--- start GIVEN DATA ---
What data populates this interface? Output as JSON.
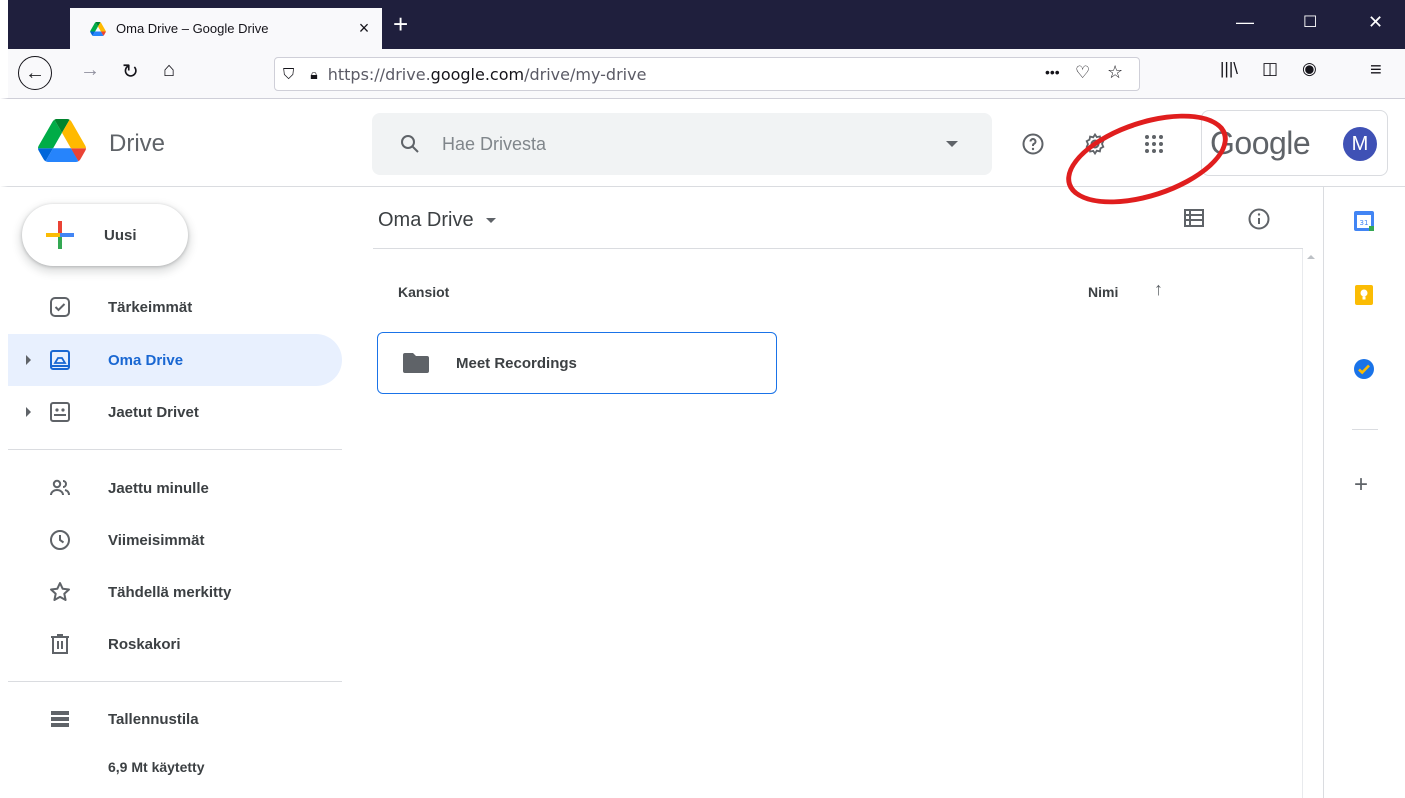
{
  "browser": {
    "tab_title": "Oma Drive – Google Drive",
    "tab_close": "×",
    "new_tab": "+",
    "url_prefix": "https://drive.",
    "url_domain": "google.com",
    "url_path": "/drive/my-drive",
    "url_more": "•••"
  },
  "header": {
    "app_name": "Drive",
    "search_placeholder": "Hae Drivesta",
    "google_word": "Google",
    "avatar_letter": "M"
  },
  "sidebar": {
    "new_button": "Uusi",
    "items": [
      {
        "label": "Tärkeimmät"
      },
      {
        "label": "Oma Drive"
      },
      {
        "label": "Jaetut Drivet"
      },
      {
        "label": "Jaettu minulle"
      },
      {
        "label": "Viimeisimmät"
      },
      {
        "label": "Tähdellä merkitty"
      },
      {
        "label": "Roskakori"
      },
      {
        "label": "Tallennustila"
      }
    ],
    "storage_used": "6,9 Mt käytetty"
  },
  "main": {
    "title": "Oma Drive",
    "section_label": "Kansiot",
    "sort_label": "Nimi",
    "sort_arrow": "↑",
    "folders": [
      {
        "name": "Meet Recordings"
      }
    ]
  },
  "colors": {
    "accent": "#1a73e8",
    "active_bg": "#e8f0fe",
    "titlebar": "#1f1f3d",
    "annotation": "#e01e1e"
  }
}
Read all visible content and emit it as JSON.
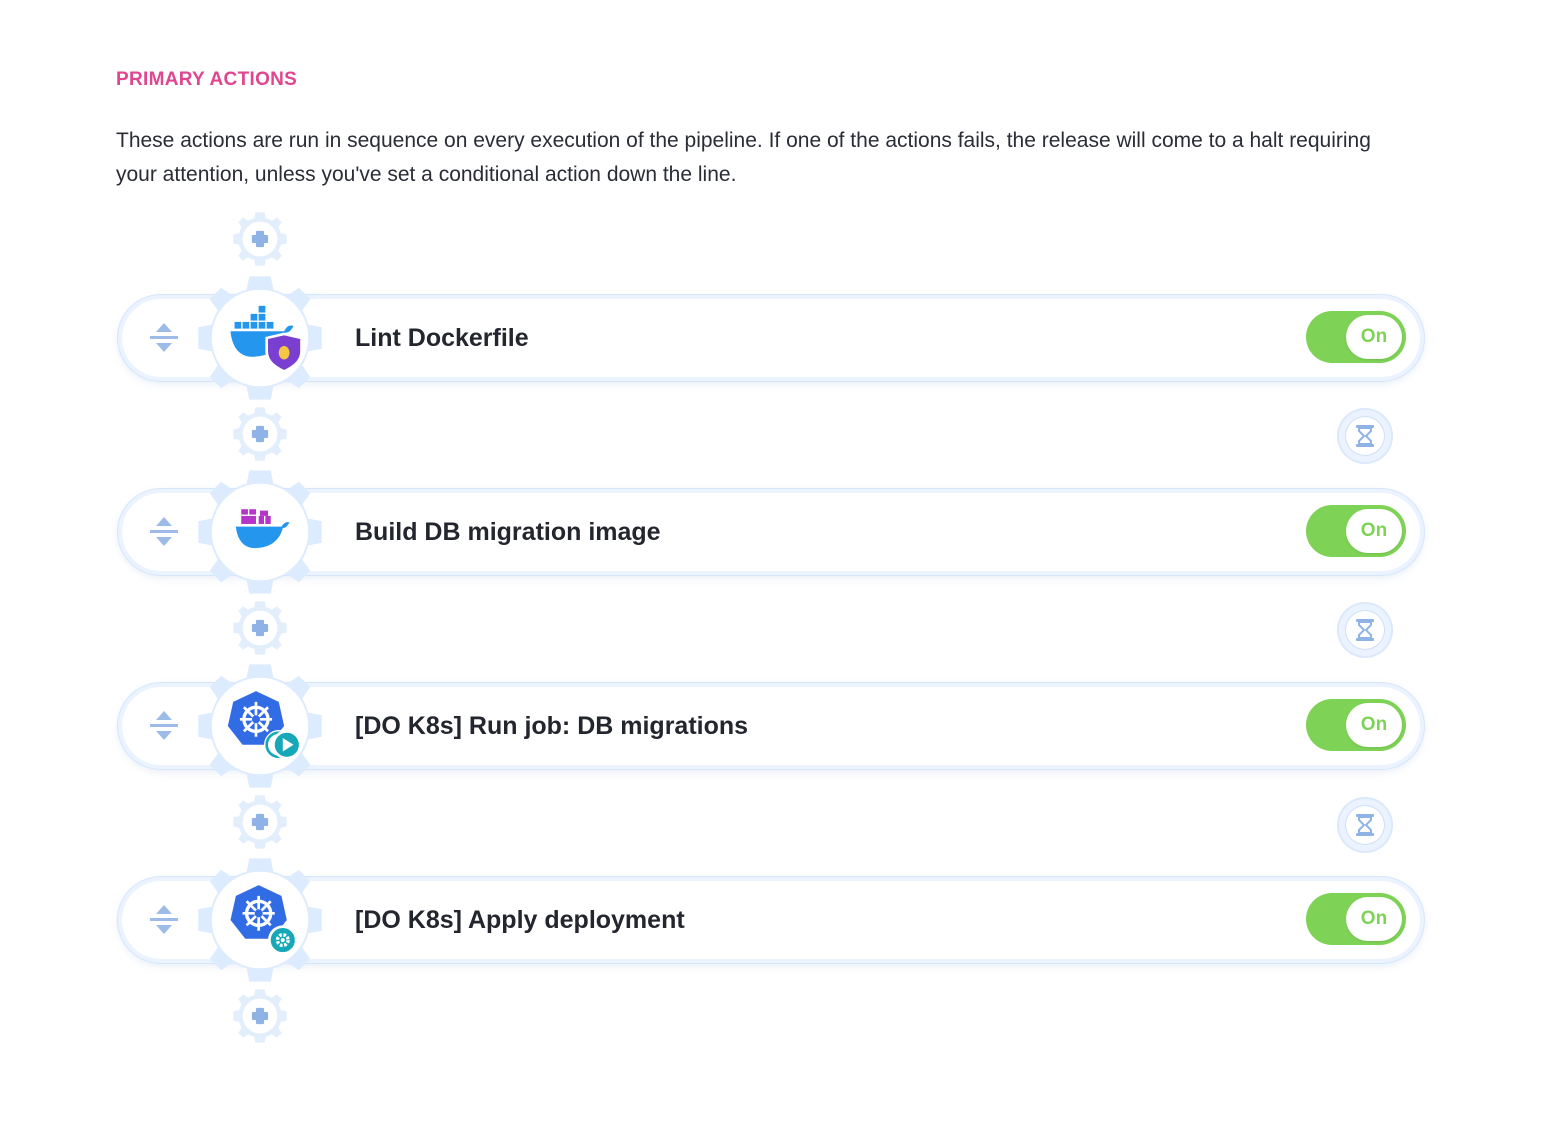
{
  "section": {
    "title": "PRIMARY ACTIONS",
    "description": "These actions are run in sequence on every execution of the pipeline. If one of the actions fails, the release will come to a halt requiring your attention, unless you've set a conditional action down the line."
  },
  "actions": [
    {
      "name": "Lint Dockerfile",
      "icon": "docker-lint-icon",
      "badge": "bug-shield-badge-icon",
      "toggle": "On"
    },
    {
      "name": "Build DB migration image",
      "icon": "docker-build-icon",
      "badge": "",
      "toggle": "On"
    },
    {
      "name": "[DO K8s] Run job: DB migrations",
      "icon": "kubernetes-run-job-icon",
      "badge": "play-badge-icon",
      "toggle": "On"
    },
    {
      "name": "[DO K8s] Apply deployment",
      "icon": "kubernetes-apply-icon",
      "badge": "gear-badge-icon",
      "toggle": "On"
    }
  ],
  "icons": {
    "add": "plus-icon",
    "wait": "hourglass-icon",
    "drag": "drag-handle-icon"
  },
  "colors": {
    "section_title": "#e0468f",
    "toggle_on": "#7ed357",
    "gear_fill": "#dcebfd",
    "docker_blue": "#2496ed",
    "k8s_blue": "#326ce5",
    "plus_blue": "#8fb3e6"
  }
}
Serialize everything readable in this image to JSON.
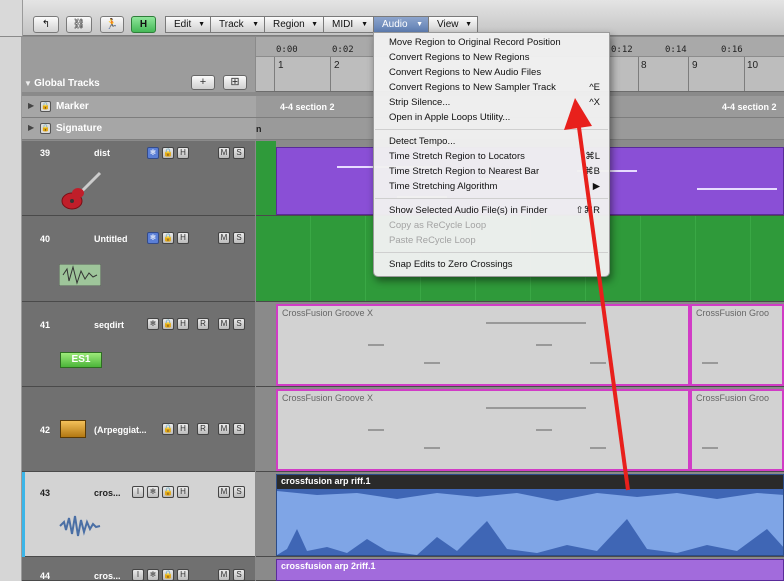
{
  "toolbar": {
    "menus": [
      {
        "label": "Edit",
        "open": false
      },
      {
        "label": "Track",
        "open": false
      },
      {
        "label": "Region",
        "open": false
      },
      {
        "label": "MIDI",
        "open": false
      },
      {
        "label": "Audio",
        "open": true
      },
      {
        "label": "View",
        "open": false
      }
    ],
    "h_button": "H"
  },
  "global": {
    "title": "Global Tracks",
    "add_label": "+",
    "rows": [
      {
        "name": "Marker",
        "section": "4-4 section 2"
      },
      {
        "name": "Signature",
        "section": ""
      }
    ],
    "marker_section_right": "4-4 section 2",
    "signature_fragment": "n"
  },
  "ruler": {
    "timecodes": [
      "0:00",
      "0:02",
      "0:12",
      "0:14",
      "0:16"
    ],
    "bars": [
      "1",
      "2",
      "8",
      "9",
      "10"
    ]
  },
  "tracks": [
    {
      "num": "39",
      "name": "dist"
    },
    {
      "num": "40",
      "name": "Untitled"
    },
    {
      "num": "41",
      "name": "seqdirt",
      "instrument": "ES1"
    },
    {
      "num": "42",
      "name": "(Arpeggiat..."
    },
    {
      "num": "43",
      "name": "cros..."
    },
    {
      "num": "44",
      "name": "cros..."
    }
  ],
  "regions": {
    "groove_a": "CrossFusion Groove X",
    "groove_b": "CrossFusion Groo",
    "audio_a": "crossfusion arp riff.1",
    "audio_b": "crossfusion arp 2riff.1"
  },
  "audio_menu": {
    "items": [
      {
        "label": "Move Region to Original Record Position",
        "shortcut": "",
        "enabled": true
      },
      {
        "label": "Convert Regions to New Regions",
        "shortcut": "",
        "enabled": true
      },
      {
        "label": "Convert Regions to New Audio Files",
        "shortcut": "",
        "enabled": true
      },
      {
        "label": "Convert Regions to New Sampler Track",
        "shortcut": "^E",
        "enabled": true
      },
      {
        "label": "Strip Silence...",
        "shortcut": "^X",
        "enabled": true
      },
      {
        "label": "Open in Apple Loops Utility...",
        "shortcut": "",
        "enabled": true
      },
      {
        "label": "Detect Tempo...",
        "shortcut": "",
        "enabled": true
      },
      {
        "label": "Time Stretch Region to Locators",
        "shortcut": "⌘L",
        "enabled": true
      },
      {
        "label": "Time Stretch Region to Nearest Bar",
        "shortcut": "⌘B",
        "enabled": true
      },
      {
        "label": "Time Stretching Algorithm",
        "shortcut": "▶",
        "enabled": true
      },
      {
        "label": "Show Selected Audio File(s) in Finder",
        "shortcut": "⇧⌘R",
        "enabled": true
      },
      {
        "label": "Copy as ReCycle Loop",
        "shortcut": "",
        "enabled": false
      },
      {
        "label": "Paste ReCycle Loop",
        "shortcut": "",
        "enabled": false
      },
      {
        "label": "Snap Edits to Zero Crossings",
        "shortcut": "",
        "enabled": true
      }
    ]
  },
  "colors": {
    "purple": "#8a4fd6",
    "green": "#2f9a3a",
    "grey_region": "#d2d2d2",
    "audio_blue": "#7fa5e6",
    "pink_border": "#d13cc6",
    "arrow_red": "#e8201c"
  },
  "icons": [
    "back-icon",
    "link-icon",
    "running-man-icon",
    "guitar-icon",
    "waveform-icon",
    "synth-icon",
    "waveform-icon",
    "lock-icon",
    "disclosure-triangle-icon"
  ]
}
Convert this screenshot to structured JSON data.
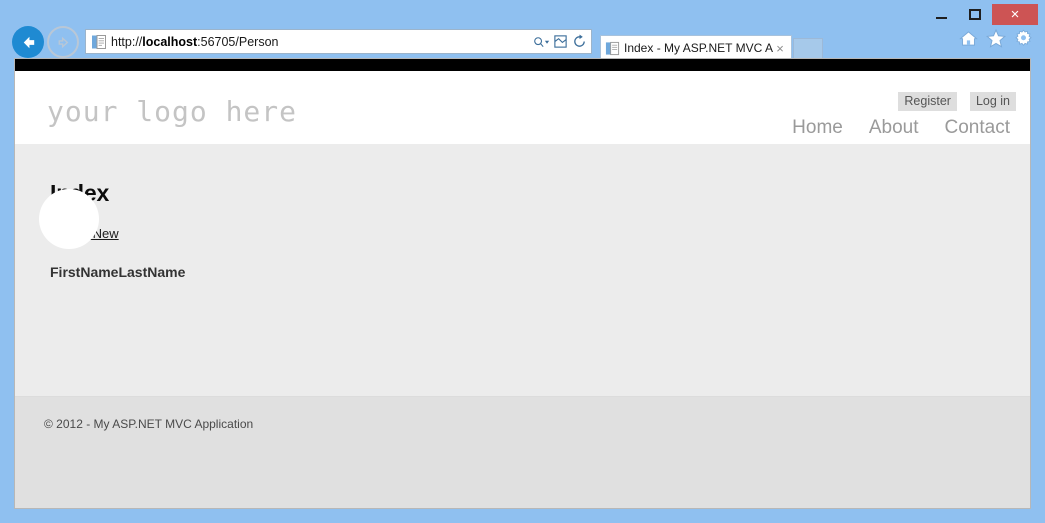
{
  "window": {
    "minimize_label": "Minimize",
    "maximize_label": "Maximize",
    "close_label": "×"
  },
  "browser": {
    "back_label": "Back",
    "forward_label": "Forward",
    "address": {
      "scheme": "http://",
      "host": "localhost",
      "rest": ":56705/Person",
      "full": "http://localhost:56705/Person"
    },
    "address_icons": [
      {
        "name": "search-dropdown-icon",
        "label": "Search"
      },
      {
        "name": "compatibility-view-icon",
        "label": "Compatibility View"
      },
      {
        "name": "refresh-icon",
        "label": "Refresh"
      }
    ],
    "tab": {
      "title": "Index - My ASP.NET MVC A...",
      "close_label": "×"
    },
    "toolbar_icons": [
      {
        "name": "home-icon",
        "label": "Home"
      },
      {
        "name": "favorites-icon",
        "label": "Favorites"
      },
      {
        "name": "tools-icon",
        "label": "Tools"
      }
    ]
  },
  "page": {
    "logo_text": "your logo here",
    "auth_links": [
      {
        "label": "Register"
      },
      {
        "label": "Log in"
      }
    ],
    "nav_links": [
      {
        "label": "Home"
      },
      {
        "label": "About"
      },
      {
        "label": "Contact"
      }
    ],
    "title": "Index",
    "create_link": "Create New",
    "table": {
      "columns": [
        "FirstName",
        "LastName"
      ],
      "rows": []
    },
    "footer": "© 2012 - My ASP.NET MVC Application"
  },
  "colors": {
    "chrome_blue": "#8fc0f0",
    "back_button_blue": "#1f8ad2",
    "close_button_red": "#cd5454",
    "page_bg": "#ececec",
    "footer_bg": "#e0e0e0",
    "topbar_black": "#000000"
  }
}
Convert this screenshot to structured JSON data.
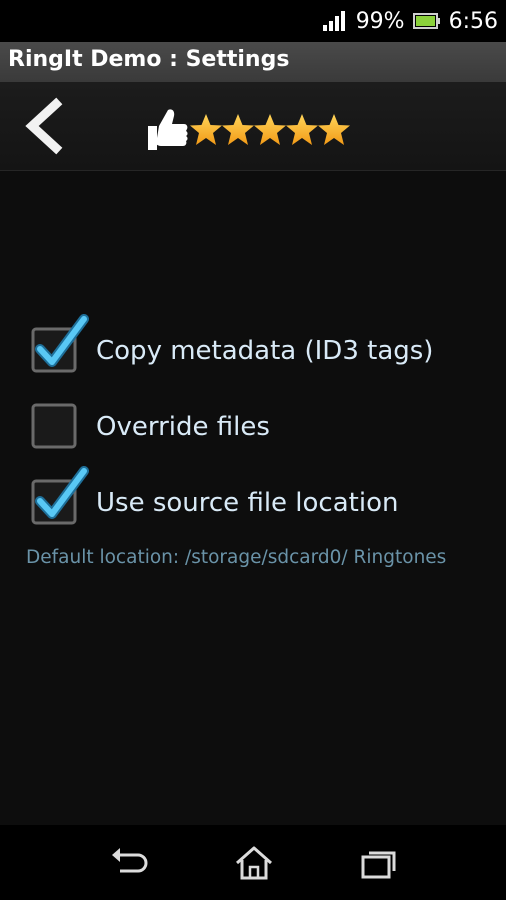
{
  "status_bar": {
    "battery": "99%",
    "time": "6:56",
    "icons": [
      "signal-icon",
      "battery-icon"
    ]
  },
  "title_bar": {
    "title": "RingIt Demo : Settings"
  },
  "action_bar": {
    "icons": [
      "back-chevron-icon",
      "thumbs-up-icon",
      "star-icon"
    ],
    "rating_stars": 5,
    "star_color": "#f5a623"
  },
  "preferences": [
    {
      "label": "Copy metadata (ID3 tags)",
      "checked": true
    },
    {
      "label": "Override files",
      "checked": false
    },
    {
      "label": "Use source file location",
      "checked": true
    }
  ],
  "location_summary": "Default location: /storage/sdcard0/ Ringtones",
  "nav_bar": {
    "icons": [
      "back-icon",
      "home-icon",
      "recent-apps-icon"
    ]
  },
  "colors": {
    "label_text": "#d9eaf7",
    "summary_text": "#6a93a8",
    "checkmark": "#59c8f5"
  }
}
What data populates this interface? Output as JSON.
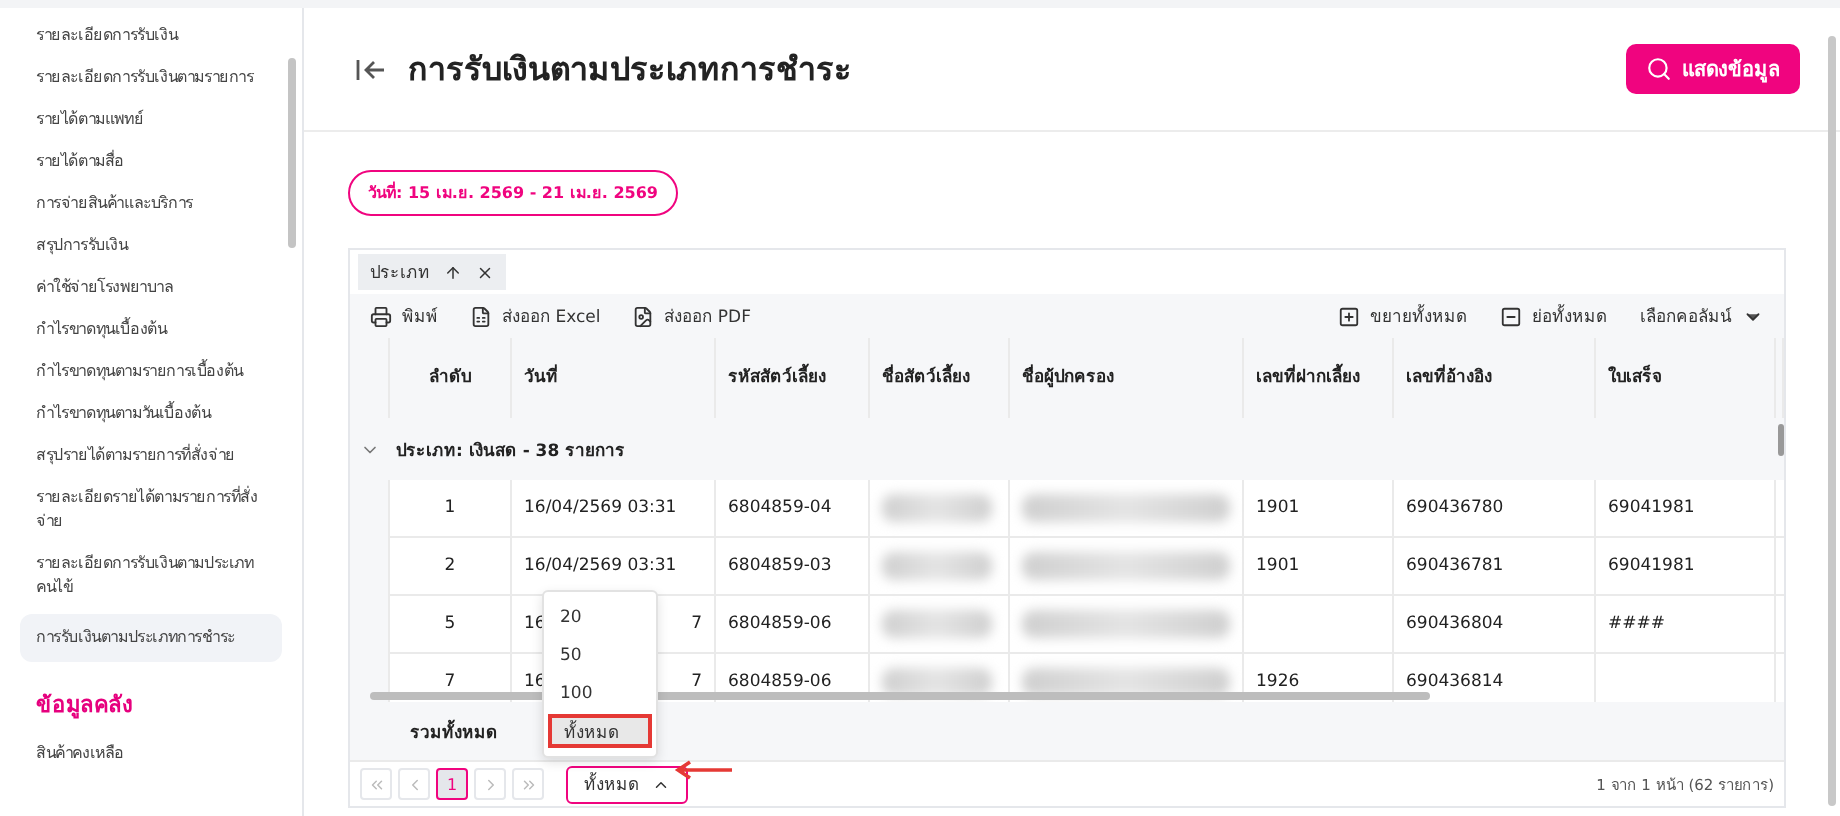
--- end GIVEN DATA ---
§ **WRITTEN EXERCISE**:
Identify every line holding the word "ReCycle" and copy it out.

§ **SOLUTION**:
        "label": "Copy as ReCycle Loop",
        "label": "Paste ReCycle Loop",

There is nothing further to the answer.